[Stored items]
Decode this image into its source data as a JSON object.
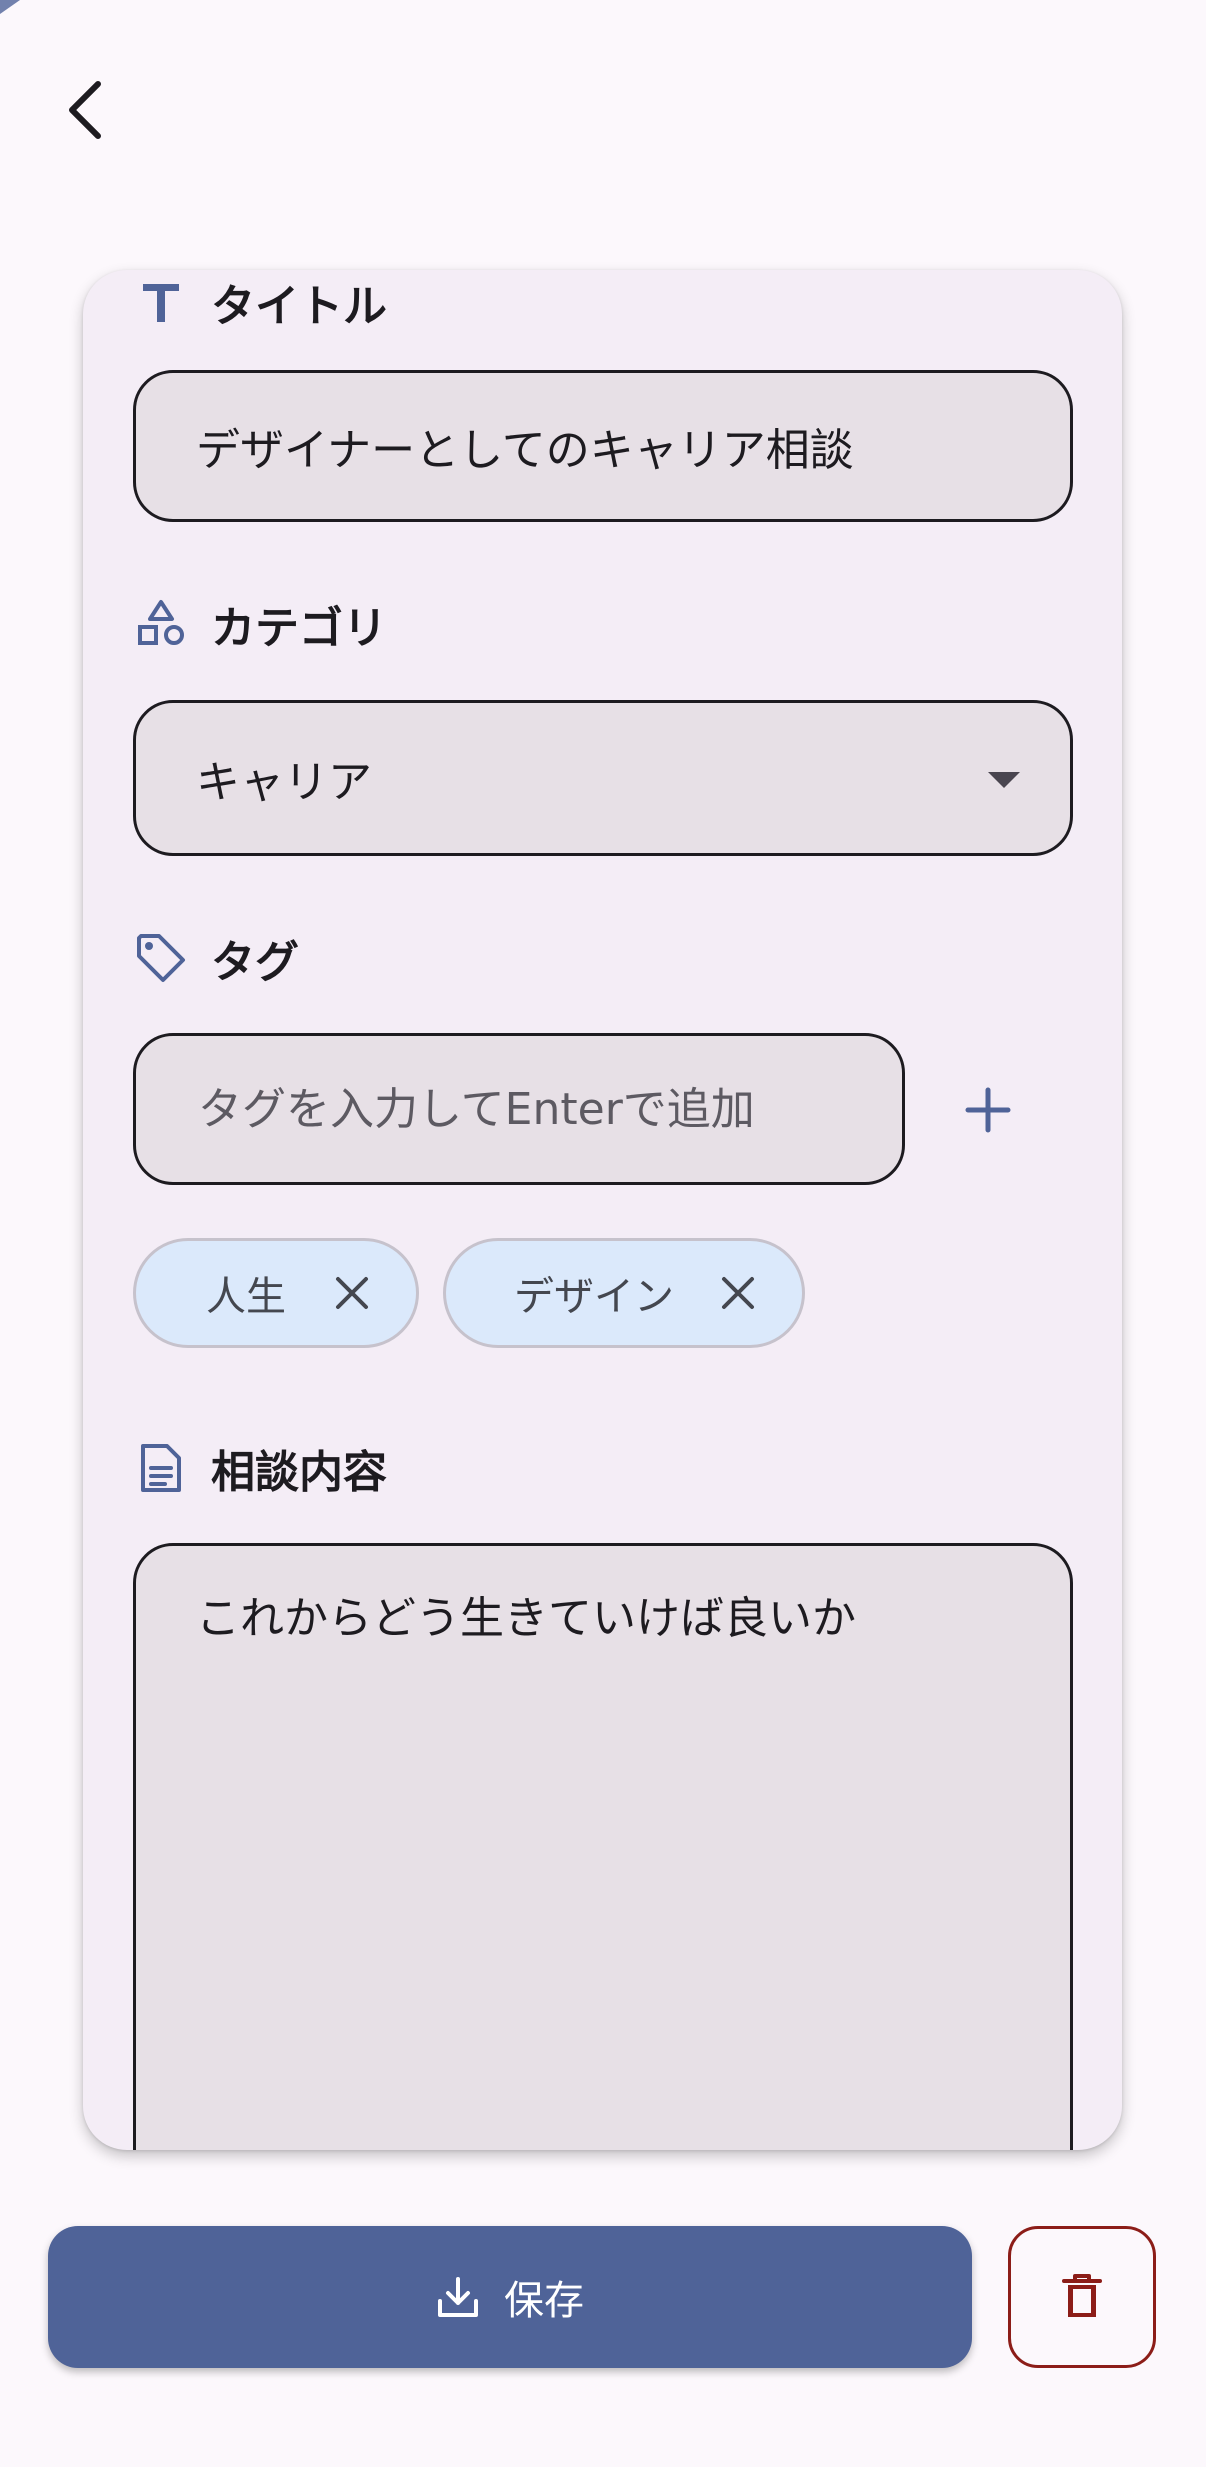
{
  "header": {
    "back_icon": "chevron-left-icon"
  },
  "form": {
    "title": {
      "label": "タイトル",
      "icon": "text-t-icon",
      "value": "デザイナーとしてのキャリア相談"
    },
    "category": {
      "label": "カテゴリ",
      "icon": "shapes-icon",
      "selected": "キャリア"
    },
    "tags": {
      "label": "タグ",
      "icon": "tag-icon",
      "input_placeholder": "タグを入力してEnterで追加",
      "add_icon": "plus-icon",
      "items": [
        {
          "label": "人生"
        },
        {
          "label": "デザイン"
        }
      ]
    },
    "content": {
      "label": "相談内容",
      "icon": "document-icon",
      "value": "これからどう生きていけば良いか"
    }
  },
  "actions": {
    "save_label": "保存",
    "save_icon": "download-icon",
    "delete_icon": "trash-icon"
  },
  "colors": {
    "primary": "#4f6398",
    "card_bg": "#f4edf6",
    "field_bg": "#e7e0e6",
    "chip_bg": "#dbe9fb",
    "delete_red": "#8c1d18"
  }
}
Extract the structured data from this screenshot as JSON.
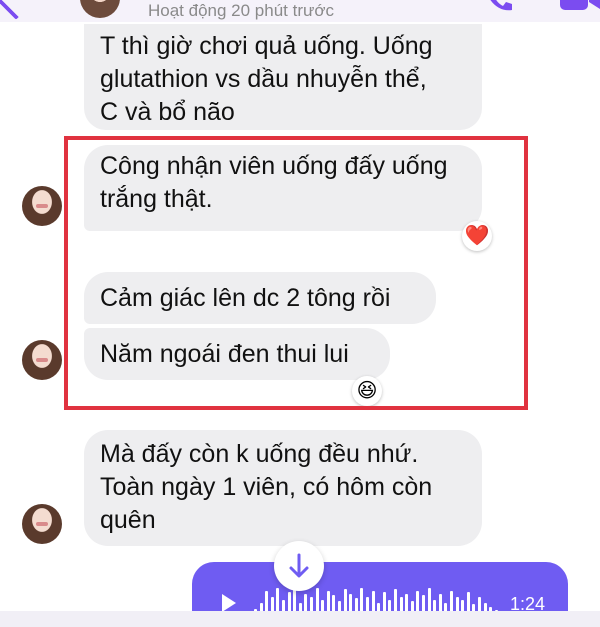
{
  "header": {
    "status": "Hoạt động 20 phút trước"
  },
  "messages": [
    {
      "text": "T thì giờ chơi quả uống. Uống\nglutathion vs dầu nhuyễn thể,\nC và bổ não"
    },
    {
      "text": "Công nhận viên uống đấy uống\ntrắng thật.",
      "reaction": "❤️"
    },
    {
      "text": "Cảm giác lên dc 2 tông rồi"
    },
    {
      "text": "Năm ngoái đen thui lui",
      "reaction": "😆"
    },
    {
      "text": "Mà đấy còn k uống đều nhứ.\nToàn ngày 1 viên, có hôm còn\nquên"
    }
  ],
  "voice_message": {
    "duration": "1:24",
    "waveform": [
      0.3,
      0.5,
      0.9,
      0.7,
      1.0,
      0.6,
      0.85,
      0.95,
      0.5,
      0.8,
      0.7,
      1.0,
      0.6,
      0.9,
      0.75,
      0.55,
      0.95,
      0.8,
      0.65,
      1.0,
      0.7,
      0.9,
      0.5,
      0.85,
      0.6,
      0.95,
      0.7,
      0.8,
      0.55,
      0.9,
      0.75,
      1.0,
      0.6,
      0.8,
      0.5,
      0.9,
      0.7,
      0.6,
      0.85,
      0.45,
      0.7,
      0.5,
      0.35,
      0.25
    ]
  },
  "colors": {
    "accent": "#6f5cf2",
    "highlight_border": "#e0323f",
    "incoming_bubble": "#eeeef0"
  }
}
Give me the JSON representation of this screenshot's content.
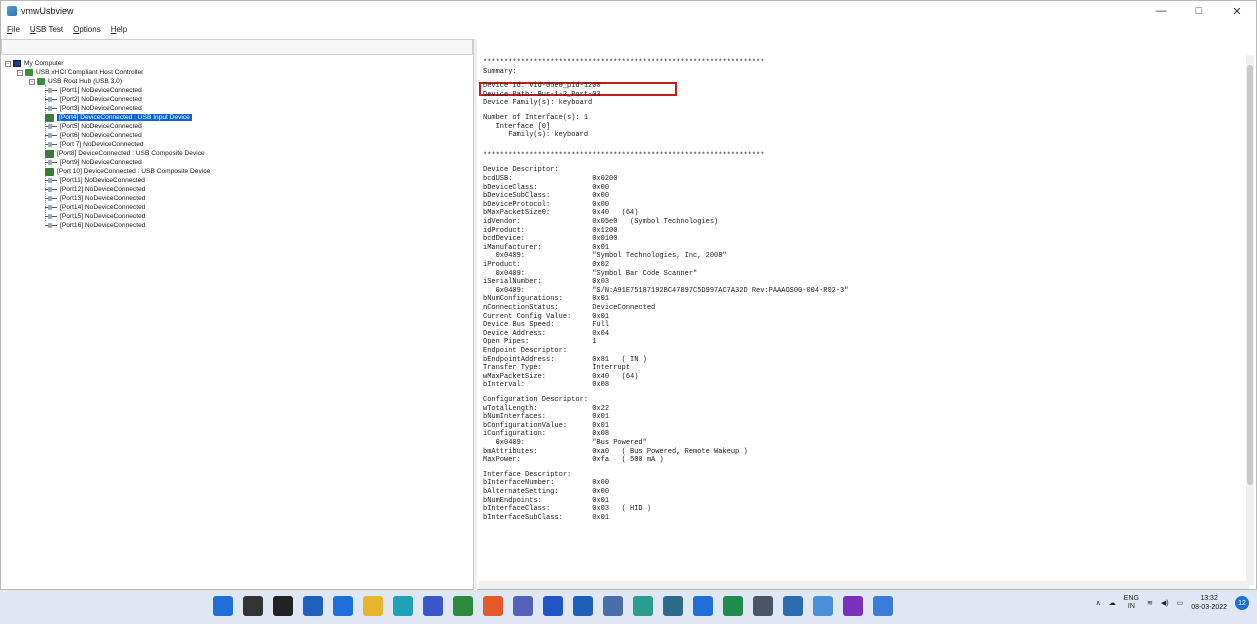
{
  "window": {
    "title": "vmwUsbview",
    "minimize": "—",
    "maximize": "□",
    "close": "✕"
  },
  "menu": [
    {
      "label": "File",
      "u": "F",
      "rest": "ile"
    },
    {
      "label": "USB Test",
      "u": "U",
      "rest": "SB Test"
    },
    {
      "label": "Options",
      "u": "O",
      "rest": "ptions"
    },
    {
      "label": "Help",
      "u": "H",
      "rest": "elp"
    }
  ],
  "tree": {
    "root": "My Computer",
    "controller": "USB xHCI Compliant Host Controller",
    "hub": "USB Root Hub (USB 3.0)",
    "ports": [
      {
        "label": "[Port1] NoDeviceConnected",
        "connected": false
      },
      {
        "label": "[Port2] NoDeviceConnected",
        "connected": false
      },
      {
        "label": "[Port3] NoDeviceConnected",
        "connected": false
      },
      {
        "label": "[Port4] DeviceConnected : USB Input Device",
        "connected": true,
        "selected": true
      },
      {
        "label": "[Port5] NoDeviceConnected",
        "connected": false
      },
      {
        "label": "[Port6] NoDeviceConnected",
        "connected": false
      },
      {
        "label": "[Port 7] NoDeviceConnected",
        "connected": false
      },
      {
        "label": "[Port8] DeviceConnected : USB Composite Device",
        "connected": true
      },
      {
        "label": "[Port9] NoDeviceConnected",
        "connected": false
      },
      {
        "label": "[Port 10] DeviceConnected : USB Composite Device",
        "connected": true
      },
      {
        "label": "[Port11] NoDeviceConnected",
        "connected": false
      },
      {
        "label": "[Port12] NoDeviceConnected",
        "connected": false
      },
      {
        "label": "[Port13] NoDeviceConnected",
        "connected": false
      },
      {
        "label": "[Port14] NoDeviceConnected",
        "connected": false
      },
      {
        "label": "[Port15] NoDeviceConnected",
        "connected": false
      },
      {
        "label": "[Port16] NoDeviceConnected",
        "connected": false
      }
    ]
  },
  "details": [
    "*******************************************************************",
    "Summary:",
    "",
    "Device Id: vid-05e0_pid-1200",
    "Device Path: Bus-1-2_Port-03",
    "Device Family(s): keyboard",
    "",
    "Number of Interface(s): 1",
    "   Interface [0]",
    "      Family(s): keyboard",
    "",
    "",
    "*******************************************************************",
    "",
    "Device Descriptor:",
    "bcdUSB:                   0x0200",
    "bDeviceClass:             0x00",
    "bDeviceSubClass:          0x00",
    "bDeviceProtocol:          0x00",
    "bMaxPacketSize0:          0x40   (64)",
    "idVendor:                 0x05e0   (Symbol Technologies)",
    "idProduct:                0x1200",
    "bcdDevice:                0x0100",
    "iManufacturer:            0x01",
    "   0x0409:                \"Symbol Technologies, Inc, 2008\"",
    "iProduct:                 0x02",
    "   0x0409:                \"Symbol Bar Code Scanner\"",
    "iSerialNumber:            0x03",
    "   0x0409:                \"S/N:A91E75187192BC47897C5D997AC7A32D Rev:PAAAOS00-004-R02-3\"",
    "bNumConfigurations:       0x01",
    "nConnectionStatus:        DeviceConnected",
    "Current Config Value:     0x01",
    "Device Bus Speed:         Full",
    "Device Address:           0x04",
    "Open Pipes:               1",
    "Endpoint Descriptor:",
    "bEndpointAddress:         0x81   ( IN )",
    "Transfer Type:            Interrupt",
    "wMaxPacketSize:           0x40   (64)",
    "bInterval:                0x08",
    "",
    "Configuration Descriptor:",
    "wTotalLength:             0x22",
    "bNumInterfaces:           0x01",
    "bConfigurationValue:      0x01",
    "iConfiguration:           0x08",
    "   0x0409:                \"Bus Powered\"",
    "bmAttributes:             0xa0   ( Bus Powered, Remote Wakeup )",
    "MaxPower:                 0xfa   ( 500 mA )",
    "",
    "Interface Descriptor:",
    "bInterfaceNumber:         0x00",
    "bAlternateSetting:        0x00",
    "bNumEndpoints:            0x01",
    "bInterfaceClass:          0x03   ( HID )",
    "bInterfaceSubClass:       0x01"
  ],
  "taskbar": {
    "apps": [
      "start-icon",
      "search-icon",
      "task-view-icon",
      "widgets-icon",
      "chat-icon",
      "file-explorer-icon",
      "edge-icon",
      "store-icon",
      "chrome-icon",
      "firefox-icon",
      "app-a-icon",
      "dropbox-icon",
      "word-icon",
      "notepad-icon",
      "paint-icon",
      "calculator-icon",
      "camera-icon",
      "sheets-icon",
      "check-icon",
      "photos-icon",
      "usbview-icon",
      "visio-icon",
      "settings-icon"
    ],
    "app_colors": [
      "#1e6fd9",
      "#333333",
      "#222222",
      "#1f5fbf",
      "#1e6fd9",
      "#e8b62c",
      "#1fa1b8",
      "#3a56c9",
      "#2b8a3e",
      "#e35b2a",
      "#5560b8",
      "#1f55c7",
      "#1e5fb8",
      "#4a6fa8",
      "#2a9d8f",
      "#2e6b8a",
      "#1e6fd9",
      "#1f8b4c",
      "#4a5568",
      "#2b6cb0",
      "#4a90d9",
      "#7b2fbe",
      "#3a7ad9"
    ],
    "lang": "ENG",
    "region": "IN",
    "time": "13:32",
    "date": "08-03-2022",
    "notifications": "12"
  }
}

--- CHALLENGE ---
Leave the pictures out and reproduce all of the records exactly.

--- THE RESPONSE ---
Decode this image into its source data as a JSON object.
{
  "header": {
    "back_icon": "chevron-left-icon"
  },
  "form": {
    "title": {
      "label": "タイトル",
      "icon": "text-t-icon",
      "value": "デザイナーとしてのキャリア相談"
    },
    "category": {
      "label": "カテゴリ",
      "icon": "shapes-icon",
      "selected": "キャリア"
    },
    "tags": {
      "label": "タグ",
      "icon": "tag-icon",
      "input_placeholder": "タグを入力してEnterで追加",
      "add_icon": "plus-icon",
      "items": [
        {
          "label": "人生"
        },
        {
          "label": "デザイン"
        }
      ]
    },
    "content": {
      "label": "相談内容",
      "icon": "document-icon",
      "value": "これからどう生きていけば良いか"
    }
  },
  "actions": {
    "save_label": "保存",
    "save_icon": "download-icon",
    "delete_icon": "trash-icon"
  },
  "colors": {
    "primary": "#4f6398",
    "card_bg": "#f4edf6",
    "field_bg": "#e7e0e6",
    "chip_bg": "#dbe9fb",
    "delete_red": "#8c1d18"
  }
}
Extract the structured data from this screenshot as JSON.
{
  "header": {
    "status": "Hoạt động 20 phút trước"
  },
  "messages": [
    {
      "text": "T thì giờ chơi quả uống. Uống\nglutathion vs dầu nhuyễn thể,\nC và bổ não"
    },
    {
      "text": "Công nhận viên uống đấy uống\ntrắng thật.",
      "reaction": "❤️"
    },
    {
      "text": "Cảm giác lên dc 2 tông rồi"
    },
    {
      "text": "Năm ngoái đen thui lui",
      "reaction": "😆"
    },
    {
      "text": "Mà đấy còn k uống đều nhứ.\nToàn ngày 1 viên, có hôm còn\nquên"
    }
  ],
  "voice_message": {
    "duration": "1:24",
    "waveform": [
      0.3,
      0.5,
      0.9,
      0.7,
      1.0,
      0.6,
      0.85,
      0.95,
      0.5,
      0.8,
      0.7,
      1.0,
      0.6,
      0.9,
      0.75,
      0.55,
      0.95,
      0.8,
      0.65,
      1.0,
      0.7,
      0.9,
      0.5,
      0.85,
      0.6,
      0.95,
      0.7,
      0.8,
      0.55,
      0.9,
      0.75,
      1.0,
      0.6,
      0.8,
      0.5,
      0.9,
      0.7,
      0.6,
      0.85,
      0.45,
      0.7,
      0.5,
      0.35,
      0.25
    ]
  },
  "colors": {
    "accent": "#6f5cf2",
    "highlight_border": "#e0323f",
    "incoming_bubble": "#eeeef0"
  }
}
Give me the JSON representation of this screenshot's content.
{
  "window": {
    "title": "vmwUsbview",
    "minimize": "—",
    "maximize": "□",
    "close": "✕"
  },
  "menu": [
    {
      "label": "File",
      "u": "F",
      "rest": "ile"
    },
    {
      "label": "USB Test",
      "u": "U",
      "rest": "SB Test"
    },
    {
      "label": "Options",
      "u": "O",
      "rest": "ptions"
    },
    {
      "label": "Help",
      "u": "H",
      "rest": "elp"
    }
  ],
  "tree": {
    "root": "My Computer",
    "controller": "USB xHCI Compliant Host Controller",
    "hub": "USB Root Hub (USB 3.0)",
    "ports": [
      {
        "label": "[Port1] NoDeviceConnected",
        "connected": false
      },
      {
        "label": "[Port2] NoDeviceConnected",
        "connected": false
      },
      {
        "label": "[Port3] NoDeviceConnected",
        "connected": false
      },
      {
        "label": "[Port4] DeviceConnected : USB Input Device",
        "connected": true,
        "selected": true
      },
      {
        "label": "[Port5] NoDeviceConnected",
        "connected": false
      },
      {
        "label": "[Port6] NoDeviceConnected",
        "connected": false
      },
      {
        "label": "[Port 7] NoDeviceConnected",
        "connected": false
      },
      {
        "label": "[Port8] DeviceConnected : USB Composite Device",
        "connected": true
      },
      {
        "label": "[Port9] NoDeviceConnected",
        "connected": false
      },
      {
        "label": "[Port 10] DeviceConnected : USB Composite Device",
        "connected": true
      },
      {
        "label": "[Port11] NoDeviceConnected",
        "connected": false
      },
      {
        "label": "[Port12] NoDeviceConnected",
        "connected": false
      },
      {
        "label": "[Port13] NoDeviceConnected",
        "connected": false
      },
      {
        "label": "[Port14] NoDeviceConnected",
        "connected": false
      },
      {
        "label": "[Port15] NoDeviceConnected",
        "connected": false
      },
      {
        "label": "[Port16] NoDeviceConnected",
        "connected": false
      }
    ]
  },
  "details": [
    "*******************************************************************",
    "Summary:",
    "",
    "Device Id: vid-05e0_pid-1200",
    "Device Path: Bus-1-2_Port-03",
    "Device Family(s): keyboard",
    "",
    "Number of Interface(s): 1",
    "   Interface [0]",
    "      Family(s): keyboard",
    "",
    "",
    "*******************************************************************",
    "",
    "Device Descriptor:",
    "bcdUSB:                   0x0200",
    "bDeviceClass:             0x00",
    "bDeviceSubClass:          0x00",
    "bDeviceProtocol:          0x00",
    "bMaxPacketSize0:          0x40   (64)",
    "idVendor:                 0x05e0   (Symbol Technologies)",
    "idProduct:                0x1200",
    "bcdDevice:                0x0100",
    "iManufacturer:            0x01",
    "   0x0409:                \"Symbol Technologies, Inc, 2008\"",
    "iProduct:                 0x02",
    "   0x0409:                \"Symbol Bar Code Scanner\"",
    "iSerialNumber:            0x03",
    "   0x0409:                \"S/N:A91E75187192BC47897C5D997AC7A32D Rev:PAAAOS00-004-R02-3\"",
    "bNumConfigurations:       0x01",
    "nConnectionStatus:        DeviceConnected",
    "Current Config Value:     0x01",
    "Device Bus Speed:         Full",
    "Device Address:           0x04",
    "Open Pipes:               1",
    "Endpoint Descriptor:",
    "bEndpointAddress:         0x81   ( IN )",
    "Transfer Type:            Interrupt",
    "wMaxPacketSize:           0x40   (64)",
    "bInterval:                0x08",
    "",
    "Configuration Descriptor:",
    "wTotalLength:             0x22",
    "bNumInterfaces:           0x01",
    "bConfigurationValue:      0x01",
    "iConfiguration:           0x08",
    "   0x0409:                \"Bus Powered\"",
    "bmAttributes:             0xa0   ( Bus Powered, Remote Wakeup )",
    "MaxPower:                 0xfa   ( 500 mA )",
    "",
    "Interface Descriptor:",
    "bInterfaceNumber:         0x00",
    "bAlternateSetting:        0x00",
    "bNumEndpoints:            0x01",
    "bInterfaceClass:          0x03   ( HID )",
    "bInterfaceSubClass:       0x01"
  ],
  "taskbar": {
    "apps": [
      "start-icon",
      "search-icon",
      "task-view-icon",
      "widgets-icon",
      "chat-icon",
      "file-explorer-icon",
      "edge-icon",
      "store-icon",
      "chrome-icon",
      "firefox-icon",
      "app-a-icon",
      "dropbox-icon",
      "word-icon",
      "notepad-icon",
      "paint-icon",
      "calculator-icon",
      "camera-icon",
      "sheets-icon",
      "check-icon",
      "photos-icon",
      "usbview-icon",
      "visio-icon",
      "settings-icon"
    ],
    "app_colors": [
      "#1e6fd9",
      "#333333",
      "#222222",
      "#1f5fbf",
      "#1e6fd9",
      "#e8b62c",
      "#1fa1b8",
      "#3a56c9",
      "#2b8a3e",
      "#e35b2a",
      "#5560b8",
      "#1f55c7",
      "#1e5fb8",
      "#4a6fa8",
      "#2a9d8f",
      "#2e6b8a",
      "#1e6fd9",
      "#1f8b4c",
      "#4a5568",
      "#2b6cb0",
      "#4a90d9",
      "#7b2fbe",
      "#3a7ad9"
    ],
    "lang": "ENG",
    "region": "IN",
    "time": "13:32",
    "date": "08-03-2022",
    "notifications": "12"
  }
}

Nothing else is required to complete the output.